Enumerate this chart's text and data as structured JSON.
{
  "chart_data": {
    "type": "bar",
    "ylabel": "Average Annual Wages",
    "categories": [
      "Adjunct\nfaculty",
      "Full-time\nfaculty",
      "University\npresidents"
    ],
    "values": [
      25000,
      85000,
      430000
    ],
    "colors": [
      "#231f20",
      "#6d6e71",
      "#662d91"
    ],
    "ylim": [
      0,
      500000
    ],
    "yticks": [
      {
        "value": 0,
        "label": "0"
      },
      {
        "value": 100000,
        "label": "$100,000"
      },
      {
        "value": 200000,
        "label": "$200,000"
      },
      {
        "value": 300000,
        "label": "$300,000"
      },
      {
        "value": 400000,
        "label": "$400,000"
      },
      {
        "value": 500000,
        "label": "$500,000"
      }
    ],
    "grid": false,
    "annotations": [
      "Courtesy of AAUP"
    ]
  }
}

______

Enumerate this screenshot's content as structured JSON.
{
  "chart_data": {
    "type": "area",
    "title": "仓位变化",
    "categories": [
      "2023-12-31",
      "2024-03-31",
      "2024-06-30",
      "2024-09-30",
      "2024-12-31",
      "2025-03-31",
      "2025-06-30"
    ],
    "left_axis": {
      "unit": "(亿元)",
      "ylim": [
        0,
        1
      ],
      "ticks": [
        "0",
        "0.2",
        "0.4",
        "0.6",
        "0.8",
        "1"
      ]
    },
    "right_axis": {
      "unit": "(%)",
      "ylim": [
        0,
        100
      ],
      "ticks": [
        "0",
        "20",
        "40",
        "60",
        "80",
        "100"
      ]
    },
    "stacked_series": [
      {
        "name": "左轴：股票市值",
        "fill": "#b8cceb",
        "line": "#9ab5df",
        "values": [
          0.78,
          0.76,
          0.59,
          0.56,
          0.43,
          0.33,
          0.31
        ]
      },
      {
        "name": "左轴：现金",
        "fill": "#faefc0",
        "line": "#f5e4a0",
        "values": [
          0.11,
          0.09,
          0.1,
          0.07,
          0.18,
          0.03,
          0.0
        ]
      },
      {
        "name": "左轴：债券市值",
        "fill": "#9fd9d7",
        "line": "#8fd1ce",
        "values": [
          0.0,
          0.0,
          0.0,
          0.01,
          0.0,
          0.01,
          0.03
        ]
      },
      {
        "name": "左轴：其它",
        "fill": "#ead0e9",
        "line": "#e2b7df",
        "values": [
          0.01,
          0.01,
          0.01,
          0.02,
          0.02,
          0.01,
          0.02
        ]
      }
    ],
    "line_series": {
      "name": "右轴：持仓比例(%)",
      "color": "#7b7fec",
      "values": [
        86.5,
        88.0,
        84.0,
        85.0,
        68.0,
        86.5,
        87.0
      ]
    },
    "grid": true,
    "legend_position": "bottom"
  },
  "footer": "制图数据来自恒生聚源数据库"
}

______

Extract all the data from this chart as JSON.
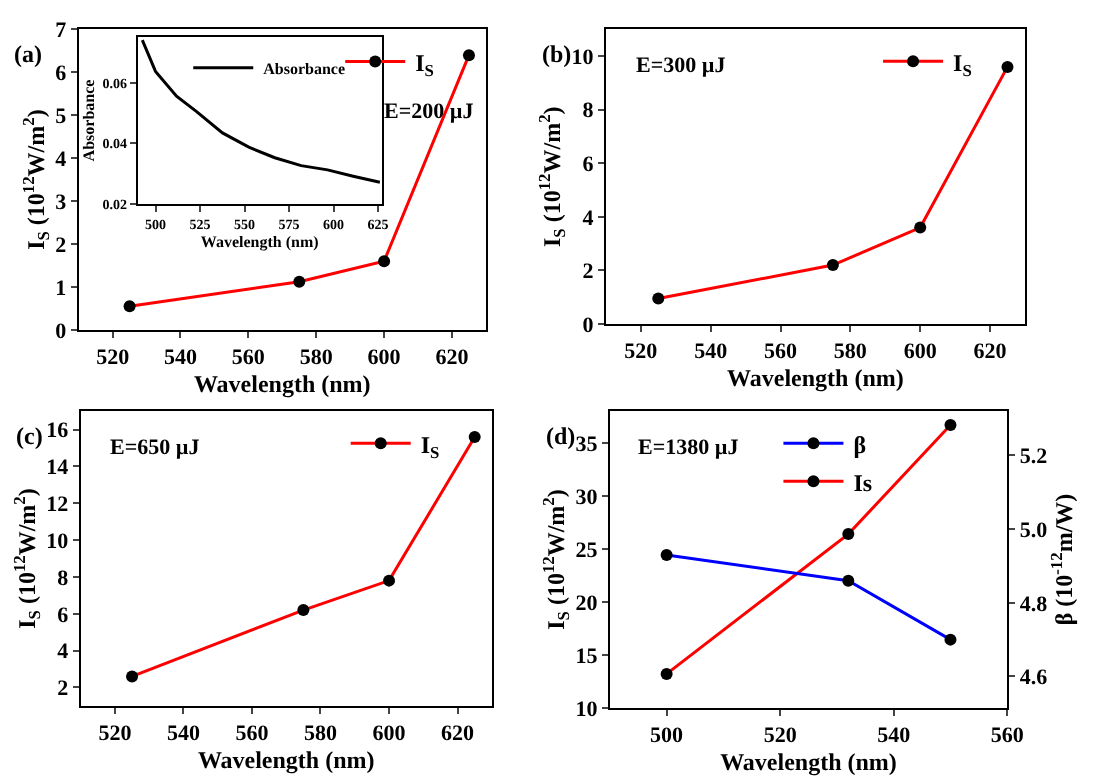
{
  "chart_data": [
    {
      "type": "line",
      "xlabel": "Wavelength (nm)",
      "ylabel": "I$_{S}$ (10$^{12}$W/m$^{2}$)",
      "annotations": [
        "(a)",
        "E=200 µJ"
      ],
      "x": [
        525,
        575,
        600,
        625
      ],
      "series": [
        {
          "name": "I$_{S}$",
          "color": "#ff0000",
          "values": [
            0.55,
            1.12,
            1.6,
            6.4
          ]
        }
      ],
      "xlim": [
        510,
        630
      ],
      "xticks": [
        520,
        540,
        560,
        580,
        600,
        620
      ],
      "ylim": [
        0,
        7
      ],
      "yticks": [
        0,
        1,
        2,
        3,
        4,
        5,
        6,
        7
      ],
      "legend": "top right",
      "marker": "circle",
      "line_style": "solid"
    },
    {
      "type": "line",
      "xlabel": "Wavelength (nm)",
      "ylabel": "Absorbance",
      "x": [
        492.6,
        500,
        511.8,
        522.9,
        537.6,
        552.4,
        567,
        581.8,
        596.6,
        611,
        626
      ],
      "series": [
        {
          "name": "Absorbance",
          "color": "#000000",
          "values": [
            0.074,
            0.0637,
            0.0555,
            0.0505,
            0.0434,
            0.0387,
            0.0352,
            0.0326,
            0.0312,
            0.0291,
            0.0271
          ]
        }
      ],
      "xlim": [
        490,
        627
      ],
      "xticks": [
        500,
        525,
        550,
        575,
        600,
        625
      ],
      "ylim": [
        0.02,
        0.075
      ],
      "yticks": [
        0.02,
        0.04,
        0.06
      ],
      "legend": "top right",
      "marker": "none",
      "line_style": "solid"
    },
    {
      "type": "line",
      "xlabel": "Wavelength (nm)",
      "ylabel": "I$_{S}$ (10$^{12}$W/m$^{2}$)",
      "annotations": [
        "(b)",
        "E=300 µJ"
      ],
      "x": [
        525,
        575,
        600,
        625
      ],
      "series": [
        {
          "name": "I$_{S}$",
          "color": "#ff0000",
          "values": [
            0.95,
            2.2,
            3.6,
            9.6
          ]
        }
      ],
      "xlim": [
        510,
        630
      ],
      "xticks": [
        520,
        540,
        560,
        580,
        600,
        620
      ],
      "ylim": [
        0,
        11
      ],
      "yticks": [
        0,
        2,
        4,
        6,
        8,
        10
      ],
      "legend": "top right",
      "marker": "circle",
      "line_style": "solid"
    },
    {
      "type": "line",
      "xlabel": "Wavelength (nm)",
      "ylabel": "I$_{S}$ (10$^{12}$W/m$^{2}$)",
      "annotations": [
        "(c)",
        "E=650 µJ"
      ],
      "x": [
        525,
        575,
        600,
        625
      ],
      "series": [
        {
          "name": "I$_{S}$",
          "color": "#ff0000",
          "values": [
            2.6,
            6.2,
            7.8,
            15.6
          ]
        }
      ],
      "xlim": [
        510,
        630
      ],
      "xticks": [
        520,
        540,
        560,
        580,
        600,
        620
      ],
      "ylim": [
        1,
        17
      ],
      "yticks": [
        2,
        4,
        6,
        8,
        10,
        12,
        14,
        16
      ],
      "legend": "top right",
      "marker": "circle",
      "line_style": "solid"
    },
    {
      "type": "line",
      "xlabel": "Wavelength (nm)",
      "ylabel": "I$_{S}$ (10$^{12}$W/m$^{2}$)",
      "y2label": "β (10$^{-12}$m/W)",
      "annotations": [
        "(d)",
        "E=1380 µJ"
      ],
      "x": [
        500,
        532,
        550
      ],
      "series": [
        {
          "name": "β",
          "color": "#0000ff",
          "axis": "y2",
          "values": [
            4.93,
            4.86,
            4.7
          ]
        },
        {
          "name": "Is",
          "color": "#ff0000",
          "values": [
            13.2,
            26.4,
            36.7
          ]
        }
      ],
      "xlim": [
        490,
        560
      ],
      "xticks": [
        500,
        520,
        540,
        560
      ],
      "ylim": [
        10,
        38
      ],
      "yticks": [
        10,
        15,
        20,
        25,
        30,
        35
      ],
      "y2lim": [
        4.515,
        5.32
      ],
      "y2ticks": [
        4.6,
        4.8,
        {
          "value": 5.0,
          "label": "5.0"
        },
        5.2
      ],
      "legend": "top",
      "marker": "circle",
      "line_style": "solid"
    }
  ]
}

______

(Exercise) Gather each line in these records that contains the string "structured".

(Solution to this exercise)
Enumerate this chart's text and data as structured JSON.
Enumerate this screenshot's content as structured JSON.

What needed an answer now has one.